[begin Records supplied]

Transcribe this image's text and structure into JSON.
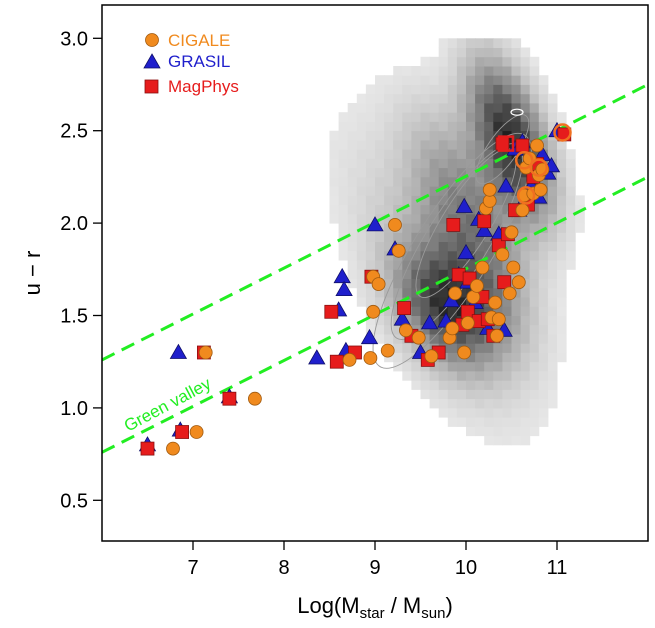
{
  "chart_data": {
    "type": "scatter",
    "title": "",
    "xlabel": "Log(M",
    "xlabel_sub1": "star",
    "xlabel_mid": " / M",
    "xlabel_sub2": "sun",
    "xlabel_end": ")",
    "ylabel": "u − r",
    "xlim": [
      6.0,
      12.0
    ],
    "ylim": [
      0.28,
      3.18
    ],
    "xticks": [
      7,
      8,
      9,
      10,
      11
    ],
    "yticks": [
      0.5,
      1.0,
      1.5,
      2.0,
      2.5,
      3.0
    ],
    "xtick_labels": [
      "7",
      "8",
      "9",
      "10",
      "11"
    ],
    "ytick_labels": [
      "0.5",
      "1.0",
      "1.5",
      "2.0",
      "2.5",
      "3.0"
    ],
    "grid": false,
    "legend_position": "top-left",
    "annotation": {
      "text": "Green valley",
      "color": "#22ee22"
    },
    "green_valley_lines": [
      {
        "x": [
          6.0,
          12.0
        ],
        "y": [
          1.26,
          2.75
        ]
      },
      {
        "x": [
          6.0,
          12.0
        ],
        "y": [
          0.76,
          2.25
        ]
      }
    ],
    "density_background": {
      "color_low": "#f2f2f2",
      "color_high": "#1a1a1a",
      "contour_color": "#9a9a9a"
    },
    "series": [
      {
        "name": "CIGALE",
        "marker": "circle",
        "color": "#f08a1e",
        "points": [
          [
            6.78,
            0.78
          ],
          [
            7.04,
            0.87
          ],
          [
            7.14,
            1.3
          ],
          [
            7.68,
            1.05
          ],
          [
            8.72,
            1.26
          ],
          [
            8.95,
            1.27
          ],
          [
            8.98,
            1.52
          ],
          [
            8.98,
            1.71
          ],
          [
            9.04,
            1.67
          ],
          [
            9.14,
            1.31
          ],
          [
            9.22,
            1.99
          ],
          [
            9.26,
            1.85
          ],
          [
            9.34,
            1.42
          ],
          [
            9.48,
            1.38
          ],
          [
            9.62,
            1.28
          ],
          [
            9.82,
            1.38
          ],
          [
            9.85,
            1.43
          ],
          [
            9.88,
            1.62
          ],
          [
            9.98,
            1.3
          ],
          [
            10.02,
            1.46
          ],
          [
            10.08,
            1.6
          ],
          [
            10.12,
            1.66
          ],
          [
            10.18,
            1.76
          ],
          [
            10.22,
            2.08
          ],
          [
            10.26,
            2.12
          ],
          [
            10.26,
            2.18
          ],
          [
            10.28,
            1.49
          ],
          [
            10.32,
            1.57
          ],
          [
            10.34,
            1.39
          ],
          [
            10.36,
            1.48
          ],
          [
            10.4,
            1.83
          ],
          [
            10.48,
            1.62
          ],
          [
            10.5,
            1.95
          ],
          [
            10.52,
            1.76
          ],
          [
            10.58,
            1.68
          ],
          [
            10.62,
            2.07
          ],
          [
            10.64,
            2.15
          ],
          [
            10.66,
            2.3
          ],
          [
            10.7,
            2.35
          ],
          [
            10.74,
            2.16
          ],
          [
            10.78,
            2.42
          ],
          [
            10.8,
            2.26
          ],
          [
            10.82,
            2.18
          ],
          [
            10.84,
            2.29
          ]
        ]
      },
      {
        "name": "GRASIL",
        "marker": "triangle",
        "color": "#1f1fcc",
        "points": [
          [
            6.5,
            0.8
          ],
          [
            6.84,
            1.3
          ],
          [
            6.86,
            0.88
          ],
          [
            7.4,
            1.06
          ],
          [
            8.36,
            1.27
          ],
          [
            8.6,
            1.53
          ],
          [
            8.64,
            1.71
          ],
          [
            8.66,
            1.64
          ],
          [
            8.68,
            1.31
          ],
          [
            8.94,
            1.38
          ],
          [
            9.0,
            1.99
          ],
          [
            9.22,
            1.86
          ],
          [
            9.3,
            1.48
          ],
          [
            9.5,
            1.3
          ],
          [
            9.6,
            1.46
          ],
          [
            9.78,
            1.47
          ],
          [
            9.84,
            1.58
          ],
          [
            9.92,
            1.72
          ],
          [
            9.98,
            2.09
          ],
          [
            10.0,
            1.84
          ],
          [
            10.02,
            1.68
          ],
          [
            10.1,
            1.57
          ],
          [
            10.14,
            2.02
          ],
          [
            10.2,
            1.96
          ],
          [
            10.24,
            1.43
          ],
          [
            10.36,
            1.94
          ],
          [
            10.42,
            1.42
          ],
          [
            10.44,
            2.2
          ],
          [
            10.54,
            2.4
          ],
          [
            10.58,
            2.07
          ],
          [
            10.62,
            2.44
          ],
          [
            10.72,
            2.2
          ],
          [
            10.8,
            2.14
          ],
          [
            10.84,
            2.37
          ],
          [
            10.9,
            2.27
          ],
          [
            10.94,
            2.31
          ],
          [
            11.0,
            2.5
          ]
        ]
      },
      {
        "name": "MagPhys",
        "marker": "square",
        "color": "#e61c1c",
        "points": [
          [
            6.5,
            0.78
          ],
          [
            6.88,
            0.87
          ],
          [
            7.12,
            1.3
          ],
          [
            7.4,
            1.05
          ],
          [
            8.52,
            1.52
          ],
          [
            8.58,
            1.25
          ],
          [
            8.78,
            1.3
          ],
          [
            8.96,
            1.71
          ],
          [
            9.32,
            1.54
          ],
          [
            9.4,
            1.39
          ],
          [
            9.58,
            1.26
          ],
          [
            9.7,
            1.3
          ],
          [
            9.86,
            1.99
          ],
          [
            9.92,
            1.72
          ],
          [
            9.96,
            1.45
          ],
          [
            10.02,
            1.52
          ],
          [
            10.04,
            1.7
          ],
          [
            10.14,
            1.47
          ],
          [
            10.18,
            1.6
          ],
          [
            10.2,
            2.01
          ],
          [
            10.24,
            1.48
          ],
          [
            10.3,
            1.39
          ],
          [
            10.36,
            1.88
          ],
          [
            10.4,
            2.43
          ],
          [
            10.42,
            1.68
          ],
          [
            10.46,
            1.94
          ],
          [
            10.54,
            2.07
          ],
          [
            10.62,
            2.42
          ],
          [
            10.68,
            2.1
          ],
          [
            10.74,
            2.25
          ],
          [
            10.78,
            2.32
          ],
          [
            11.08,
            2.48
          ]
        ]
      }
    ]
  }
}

[end Records supplied]

▶ [Exercise objective]
Repeat everything in the records precisely. Images are excluded from the copy.

▶ [Full solution]
Transcribe this image's text and structure into JSON.
{
  "chart_data": {
    "type": "scatter",
    "title": "",
    "xlabel": "Log(M",
    "xlabel_sub1": "star",
    "xlabel_mid": " / M",
    "xlabel_sub2": "sun",
    "xlabel_end": ")",
    "ylabel": "u − r",
    "xlim": [
      6.0,
      12.0
    ],
    "ylim": [
      0.28,
      3.18
    ],
    "xticks": [
      7,
      8,
      9,
      10,
      11
    ],
    "yticks": [
      0.5,
      1.0,
      1.5,
      2.0,
      2.5,
      3.0
    ],
    "xtick_labels": [
      "7",
      "8",
      "9",
      "10",
      "11"
    ],
    "ytick_labels": [
      "0.5",
      "1.0",
      "1.5",
      "2.0",
      "2.5",
      "3.0"
    ],
    "grid": false,
    "legend_position": "top-left",
    "annotation": {
      "text": "Green valley",
      "color": "#22ee22"
    },
    "green_valley_lines": [
      {
        "x": [
          6.0,
          12.0
        ],
        "y": [
          1.26,
          2.75
        ]
      },
      {
        "x": [
          6.0,
          12.0
        ],
        "y": [
          0.76,
          2.25
        ]
      }
    ],
    "density_background": {
      "color_low": "#f2f2f2",
      "color_high": "#1a1a1a",
      "contour_color": "#9a9a9a"
    },
    "series": [
      {
        "name": "CIGALE",
        "marker": "circle",
        "color": "#f08a1e",
        "points": [
          [
            6.78,
            0.78
          ],
          [
            7.04,
            0.87
          ],
          [
            7.14,
            1.3
          ],
          [
            7.68,
            1.05
          ],
          [
            8.72,
            1.26
          ],
          [
            8.95,
            1.27
          ],
          [
            8.98,
            1.52
          ],
          [
            8.98,
            1.71
          ],
          [
            9.04,
            1.67
          ],
          [
            9.14,
            1.31
          ],
          [
            9.22,
            1.99
          ],
          [
            9.26,
            1.85
          ],
          [
            9.34,
            1.42
          ],
          [
            9.48,
            1.38
          ],
          [
            9.62,
            1.28
          ],
          [
            9.82,
            1.38
          ],
          [
            9.85,
            1.43
          ],
          [
            9.88,
            1.62
          ],
          [
            9.98,
            1.3
          ],
          [
            10.02,
            1.46
          ],
          [
            10.08,
            1.6
          ],
          [
            10.12,
            1.66
          ],
          [
            10.18,
            1.76
          ],
          [
            10.22,
            2.08
          ],
          [
            10.26,
            2.12
          ],
          [
            10.26,
            2.18
          ],
          [
            10.28,
            1.49
          ],
          [
            10.32,
            1.57
          ],
          [
            10.34,
            1.39
          ],
          [
            10.36,
            1.48
          ],
          [
            10.4,
            1.83
          ],
          [
            10.48,
            1.62
          ],
          [
            10.5,
            1.95
          ],
          [
            10.52,
            1.76
          ],
          [
            10.58,
            1.68
          ],
          [
            10.62,
            2.07
          ],
          [
            10.64,
            2.15
          ],
          [
            10.66,
            2.3
          ],
          [
            10.7,
            2.35
          ],
          [
            10.74,
            2.16
          ],
          [
            10.78,
            2.42
          ],
          [
            10.8,
            2.26
          ],
          [
            10.82,
            2.18
          ],
          [
            10.84,
            2.29
          ]
        ]
      },
      {
        "name": "GRASIL",
        "marker": "triangle",
        "color": "#1f1fcc",
        "points": [
          [
            6.5,
            0.8
          ],
          [
            6.84,
            1.3
          ],
          [
            6.86,
            0.88
          ],
          [
            7.4,
            1.06
          ],
          [
            8.36,
            1.27
          ],
          [
            8.6,
            1.53
          ],
          [
            8.64,
            1.71
          ],
          [
            8.66,
            1.64
          ],
          [
            8.68,
            1.31
          ],
          [
            8.94,
            1.38
          ],
          [
            9.0,
            1.99
          ],
          [
            9.22,
            1.86
          ],
          [
            9.3,
            1.48
          ],
          [
            9.5,
            1.3
          ],
          [
            9.6,
            1.46
          ],
          [
            9.78,
            1.47
          ],
          [
            9.84,
            1.58
          ],
          [
            9.92,
            1.72
          ],
          [
            9.98,
            2.09
          ],
          [
            10.0,
            1.84
          ],
          [
            10.02,
            1.68
          ],
          [
            10.1,
            1.57
          ],
          [
            10.14,
            2.02
          ],
          [
            10.2,
            1.96
          ],
          [
            10.24,
            1.43
          ],
          [
            10.36,
            1.94
          ],
          [
            10.42,
            1.42
          ],
          [
            10.44,
            2.2
          ],
          [
            10.54,
            2.4
          ],
          [
            10.58,
            2.07
          ],
          [
            10.62,
            2.44
          ],
          [
            10.72,
            2.2
          ],
          [
            10.8,
            2.14
          ],
          [
            10.84,
            2.37
          ],
          [
            10.9,
            2.27
          ],
          [
            10.94,
            2.31
          ],
          [
            11.0,
            2.5
          ]
        ]
      },
      {
        "name": "MagPhys",
        "marker": "square",
        "color": "#e61c1c",
        "points": [
          [
            6.5,
            0.78
          ],
          [
            6.88,
            0.87
          ],
          [
            7.12,
            1.3
          ],
          [
            7.4,
            1.05
          ],
          [
            8.52,
            1.52
          ],
          [
            8.58,
            1.25
          ],
          [
            8.78,
            1.3
          ],
          [
            8.96,
            1.71
          ],
          [
            9.32,
            1.54
          ],
          [
            9.4,
            1.39
          ],
          [
            9.58,
            1.26
          ],
          [
            9.7,
            1.3
          ],
          [
            9.86,
            1.99
          ],
          [
            9.92,
            1.72
          ],
          [
            9.96,
            1.45
          ],
          [
            10.02,
            1.52
          ],
          [
            10.04,
            1.7
          ],
          [
            10.14,
            1.47
          ],
          [
            10.18,
            1.6
          ],
          [
            10.2,
            2.01
          ],
          [
            10.24,
            1.48
          ],
          [
            10.3,
            1.39
          ],
          [
            10.36,
            1.88
          ],
          [
            10.4,
            2.43
          ],
          [
            10.42,
            1.68
          ],
          [
            10.46,
            1.94
          ],
          [
            10.54,
            2.07
          ],
          [
            10.62,
            2.42
          ],
          [
            10.68,
            2.1
          ],
          [
            10.74,
            2.25
          ],
          [
            10.78,
            2.32
          ],
          [
            11.08,
            2.48
          ]
        ]
      }
    ]
  }
}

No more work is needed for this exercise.